-- BEGIN --
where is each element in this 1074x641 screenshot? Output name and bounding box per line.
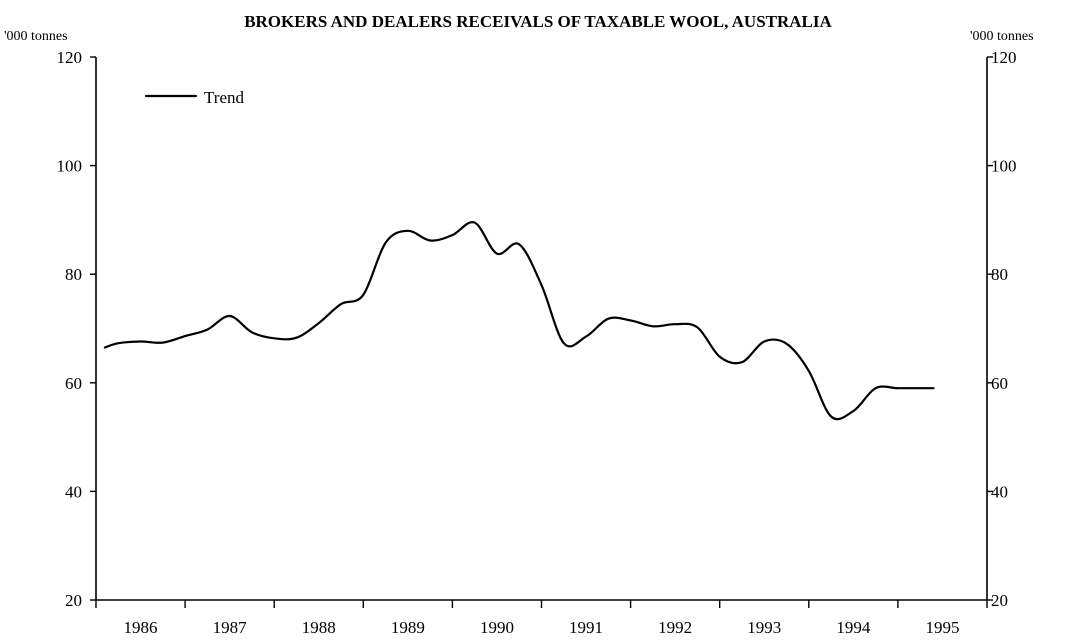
legend: Trend bbox=[144, 88, 244, 107]
y-tick-label-right: 20 bbox=[991, 591, 1008, 610]
x-tick-label: 1988 bbox=[302, 618, 336, 637]
y-tick-label-left: 40 bbox=[65, 482, 82, 501]
y-ticks-right: 20 40 60 80 100 120 bbox=[987, 48, 1017, 610]
y-tick-label-right: 100 bbox=[991, 157, 1017, 176]
x-tick-label: 1987 bbox=[213, 618, 248, 637]
x-tick-label: 1992 bbox=[658, 618, 692, 637]
x-tick-label: 1989 bbox=[391, 618, 425, 637]
y-tick-label-right: 120 bbox=[991, 48, 1017, 67]
chart-title: BROKERS AND DEALERS RECEIVALS OF TAXABLE… bbox=[244, 12, 832, 31]
series-line-trend bbox=[103, 221, 935, 421]
y-ticks-left: 20 40 60 80 100 120 bbox=[57, 48, 96, 610]
x-tick-label: 1993 bbox=[747, 618, 781, 637]
y-tick-label-right: 60 bbox=[991, 374, 1008, 393]
x-tick-label: 1986 bbox=[124, 618, 158, 637]
y-tick-label-left: 120 bbox=[57, 48, 83, 67]
y-tick-label-left: 20 bbox=[65, 591, 82, 610]
y-axis-label-left: '000 tonnes bbox=[4, 29, 68, 44]
legend-label-trend: Trend bbox=[204, 88, 244, 107]
y-axis-label-right: '000 tonnes bbox=[970, 29, 1034, 44]
y-tick-label-left: 100 bbox=[57, 157, 83, 176]
x-tick-label: 1991 bbox=[569, 618, 603, 637]
y-tick-label-right: 80 bbox=[991, 265, 1008, 284]
y-tick-label-left: 80 bbox=[65, 265, 82, 284]
x-tick-label: 1994 bbox=[836, 618, 871, 637]
y-tick-label-right: 40 bbox=[991, 482, 1008, 501]
y-tick-label-left: 60 bbox=[65, 374, 82, 393]
x-tick-label: 1990 bbox=[480, 618, 514, 637]
x-ticks: 1986 1987 1988 1989 1990 1991 1992 1993 1994 1995 bbox=[95, 600, 988, 637]
x-tick-label: 1995 bbox=[925, 618, 959, 637]
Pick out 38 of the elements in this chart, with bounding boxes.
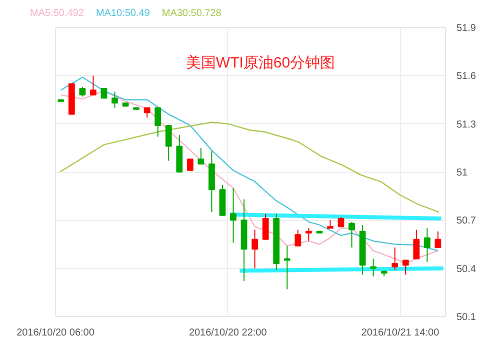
candlestick bbox=[348, 221, 355, 248]
text: MA5:50.492 bbox=[30, 8, 84, 19]
candlestick bbox=[305, 228, 312, 242]
candlestick bbox=[338, 216, 344, 228]
line-series bbox=[59, 122, 440, 213]
x-tick-label: 2016/10/20 06:00 bbox=[16, 328, 95, 338]
candlestick bbox=[154, 107, 162, 138]
candlestick bbox=[424, 228, 430, 262]
candlestick bbox=[230, 188, 236, 244]
y-tick-label: 51.3 bbox=[456, 119, 476, 130]
candlestick bbox=[100, 88, 108, 99]
text: MA10:50.49 bbox=[96, 8, 150, 19]
y-tick-label: 51 bbox=[456, 168, 468, 178]
x-tick-label: 2016/10/20 22:00 bbox=[188, 328, 268, 338]
y-tick-label: 51.9 bbox=[456, 23, 476, 34]
y-tick-label: 51.6 bbox=[456, 71, 476, 82]
candlestick bbox=[252, 229, 258, 269]
candlestick bbox=[413, 229, 420, 260]
candlestick bbox=[294, 229, 302, 246]
candlestick bbox=[90, 75, 96, 96]
y-tick-label: 50.1 bbox=[456, 312, 476, 323]
candlestick bbox=[144, 107, 150, 118]
x-tick-label: 2016/10/21 14:00 bbox=[361, 328, 440, 338]
candlestick bbox=[112, 91, 118, 108]
candlestick bbox=[186, 158, 194, 171]
candlestick bbox=[402, 260, 409, 276]
y-tick-label: 50.4 bbox=[456, 264, 476, 275]
candlestick bbox=[79, 86, 86, 98]
candlestick bbox=[434, 230, 442, 248]
y-tick-label: 50.7 bbox=[456, 216, 476, 227]
text: MA30:50.728 bbox=[162, 8, 222, 19]
candlestick bbox=[392, 246, 398, 270]
candlestick bbox=[198, 147, 204, 164]
candlestick bbox=[262, 213, 269, 240]
text: 美国WTI原油60分钟图 bbox=[186, 54, 336, 72]
candlestick bbox=[370, 258, 377, 277]
candlestick bbox=[284, 245, 290, 290]
candlestick bbox=[165, 124, 172, 162]
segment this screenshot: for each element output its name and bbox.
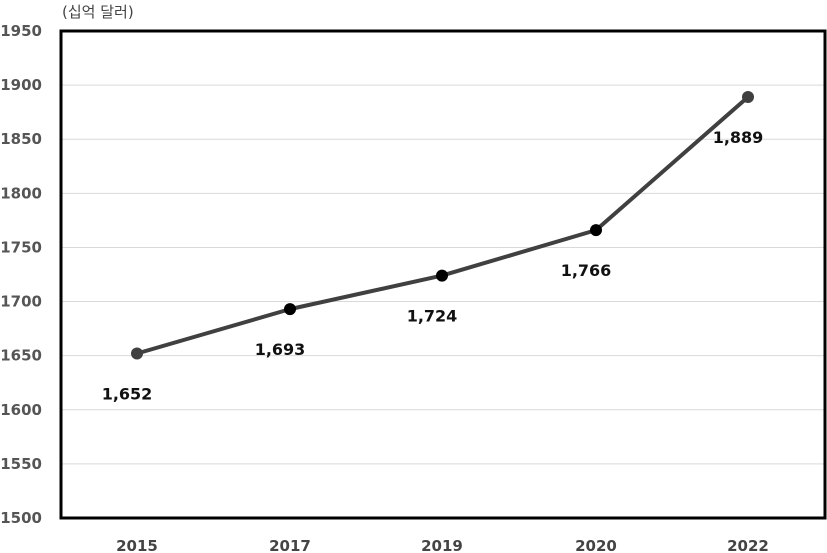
gridlines xyxy=(61,84,825,465)
y-tick-label: 1600 xyxy=(0,401,42,419)
data-label: 1,889 xyxy=(713,128,764,147)
series-line xyxy=(131,91,754,360)
data-label: 1,693 xyxy=(255,340,306,359)
data-label: 1,766 xyxy=(561,261,612,280)
data-point xyxy=(590,224,602,237)
y-tick-label: 1900 xyxy=(0,76,42,94)
y-tick-label: 1650 xyxy=(0,347,42,365)
x-tick-label: 2017 xyxy=(269,537,311,553)
y-tick-label: 1700 xyxy=(0,293,42,311)
data-labels: 1,652 1,693 1,724 1,766 1,889 xyxy=(102,128,764,403)
y-tick-label: 1850 xyxy=(0,130,42,148)
data-point xyxy=(742,91,754,104)
x-tick-label: 2022 xyxy=(727,537,769,553)
unit-label: (십억 달러) xyxy=(62,3,134,21)
y-axis-ticks: 1500 1550 1600 1650 1700 1750 1800 1850 1900 1950 xyxy=(0,22,42,527)
x-tick-label: 2019 xyxy=(421,537,463,553)
y-tick-label: 1750 xyxy=(0,238,42,256)
data-point xyxy=(131,347,143,360)
plot-frame xyxy=(59,29,827,520)
y-tick-label: 1550 xyxy=(0,455,42,473)
x-tick-label: 2020 xyxy=(575,537,617,553)
y-tick-label: 1950 xyxy=(0,22,42,40)
x-tick-label: 2015 xyxy=(116,537,158,553)
y-tick-label: 1800 xyxy=(0,184,42,202)
data-label: 1,724 xyxy=(407,307,458,326)
data-point xyxy=(284,303,296,316)
data-point xyxy=(436,269,448,282)
y-tick-label: 1500 xyxy=(0,509,42,527)
x-axis-ticks: 2015 2017 2019 2020 2022 xyxy=(116,537,769,553)
data-label: 1,652 xyxy=(102,385,153,404)
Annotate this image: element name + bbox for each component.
-- END --
**What is expected**
Retype the data above exactly, line for line, but leave the pictures out of your answer.

**Answer to this exercise**
where is each element in this 1074x641 screenshot? Output name and bounding box per line.
legend: Trend bbox=[144, 88, 244, 107]
y-tick-label-right: 20 bbox=[991, 591, 1008, 610]
x-tick-label: 1988 bbox=[302, 618, 336, 637]
y-tick-label-left: 40 bbox=[65, 482, 82, 501]
y-ticks-right: 20 40 60 80 100 120 bbox=[987, 48, 1017, 610]
y-tick-label-right: 100 bbox=[991, 157, 1017, 176]
x-tick-label: 1987 bbox=[213, 618, 248, 637]
x-tick-label: 1992 bbox=[658, 618, 692, 637]
x-tick-label: 1989 bbox=[391, 618, 425, 637]
y-tick-label-right: 120 bbox=[991, 48, 1017, 67]
chart-title: BROKERS AND DEALERS RECEIVALS OF TAXABLE… bbox=[244, 12, 832, 31]
series-line-trend bbox=[103, 221, 935, 421]
y-ticks-left: 20 40 60 80 100 120 bbox=[57, 48, 96, 610]
x-tick-label: 1993 bbox=[747, 618, 781, 637]
y-tick-label-right: 60 bbox=[991, 374, 1008, 393]
x-tick-label: 1986 bbox=[124, 618, 158, 637]
y-tick-label-left: 120 bbox=[57, 48, 83, 67]
y-tick-label-left: 20 bbox=[65, 591, 82, 610]
y-axis-label-left: '000 tonnes bbox=[4, 29, 68, 44]
legend-label-trend: Trend bbox=[204, 88, 244, 107]
y-axis-label-right: '000 tonnes bbox=[970, 29, 1034, 44]
y-tick-label-left: 100 bbox=[57, 157, 83, 176]
x-tick-label: 1991 bbox=[569, 618, 603, 637]
y-tick-label-right: 80 bbox=[991, 265, 1008, 284]
y-tick-label-left: 80 bbox=[65, 265, 82, 284]
x-tick-label: 1994 bbox=[836, 618, 871, 637]
y-tick-label-right: 40 bbox=[991, 482, 1008, 501]
y-tick-label-left: 60 bbox=[65, 374, 82, 393]
x-tick-label: 1990 bbox=[480, 618, 514, 637]
x-ticks: 1986 1987 1988 1989 1990 1991 1992 1993 1994 1995 bbox=[95, 600, 988, 637]
x-tick-label: 1995 bbox=[925, 618, 959, 637]
Pick out 38 of the elements in this chart, with bounding boxes.
candlestick bbox=[348, 221, 355, 248]
text: MA5:50.492 bbox=[30, 8, 84, 19]
candlestick bbox=[305, 228, 312, 242]
candlestick bbox=[338, 216, 344, 228]
line-series bbox=[59, 122, 440, 213]
x-tick-label: 2016/10/20 06:00 bbox=[16, 328, 95, 338]
candlestick bbox=[154, 107, 162, 138]
candlestick bbox=[424, 228, 430, 262]
candlestick bbox=[230, 188, 236, 244]
y-tick-label: 51.3 bbox=[456, 119, 476, 130]
candlestick bbox=[100, 88, 108, 99]
text: MA10:50.49 bbox=[96, 8, 150, 19]
y-tick-label: 51 bbox=[456, 168, 468, 178]
x-tick-label: 2016/10/20 22:00 bbox=[188, 328, 268, 338]
y-tick-label: 51.9 bbox=[456, 23, 476, 34]
y-tick-label: 51.6 bbox=[456, 71, 476, 82]
candlestick bbox=[252, 229, 258, 269]
candlestick bbox=[413, 229, 420, 260]
candlestick bbox=[294, 229, 302, 246]
candlestick bbox=[90, 75, 96, 96]
y-tick-label: 50.1 bbox=[456, 312, 476, 323]
candlestick bbox=[144, 107, 150, 118]
x-tick-label: 2016/10/21 14:00 bbox=[361, 328, 440, 338]
candlestick bbox=[112, 91, 118, 108]
candlestick bbox=[186, 158, 194, 171]
candlestick bbox=[402, 260, 409, 276]
y-tick-label: 50.4 bbox=[456, 264, 476, 275]
candlestick bbox=[79, 86, 86, 98]
candlestick bbox=[434, 230, 442, 248]
y-tick-label: 50.7 bbox=[456, 216, 476, 227]
text: MA30:50.728 bbox=[162, 8, 222, 19]
candlestick bbox=[392, 246, 398, 270]
candlestick bbox=[198, 147, 204, 164]
candlestick bbox=[262, 213, 269, 240]
text: 美国WTI原油60分钟图 bbox=[186, 54, 336, 72]
candlestick bbox=[370, 258, 377, 277]
candlestick bbox=[284, 245, 290, 290]
candlestick bbox=[165, 124, 172, 162]
segment this screenshot: for each element output its name and bbox.
gridlines xyxy=(61,84,825,465)
y-tick-label: 1600 xyxy=(0,401,42,419)
data-label: 1,889 xyxy=(713,128,764,147)
series-line xyxy=(131,91,754,360)
data-label: 1,693 xyxy=(255,340,306,359)
data-label: 1,766 xyxy=(561,261,612,280)
data-point xyxy=(590,224,602,237)
y-tick-label: 1900 xyxy=(0,76,42,94)
y-tick-label: 1650 xyxy=(0,347,42,365)
x-tick-label: 2017 xyxy=(269,537,311,553)
y-tick-label: 1700 xyxy=(0,293,42,311)
data-labels: 1,652 1,693 1,724 1,766 1,889 xyxy=(102,128,764,403)
y-tick-label: 1850 xyxy=(0,130,42,148)
data-point xyxy=(742,91,754,104)
x-tick-label: 2022 xyxy=(727,537,769,553)
unit-label: (십억 달러) xyxy=(62,3,134,21)
y-axis-ticks: 1500 1550 1600 1650 1700 1750 1800 1850 1900 1950 xyxy=(0,22,42,527)
x-tick-label: 2019 xyxy=(421,537,463,553)
y-tick-label: 1750 xyxy=(0,238,42,256)
data-point xyxy=(131,347,143,360)
plot-frame xyxy=(59,29,827,520)
y-tick-label: 1550 xyxy=(0,455,42,473)
x-tick-label: 2020 xyxy=(575,537,617,553)
y-tick-label: 1950 xyxy=(0,22,42,40)
x-tick-label: 2015 xyxy=(116,537,158,553)
y-tick-label: 1800 xyxy=(0,184,42,202)
data-label: 1,724 xyxy=(407,307,458,326)
data-point xyxy=(284,303,296,316)
data-point xyxy=(436,269,448,282)
y-tick-label: 1500 xyxy=(0,509,42,527)
x-axis-ticks: 2015 2017 2019 2020 2022 xyxy=(116,537,769,553)
data-label: 1,652 xyxy=(102,385,153,404)
Annotate this image: element name + bbox for each component.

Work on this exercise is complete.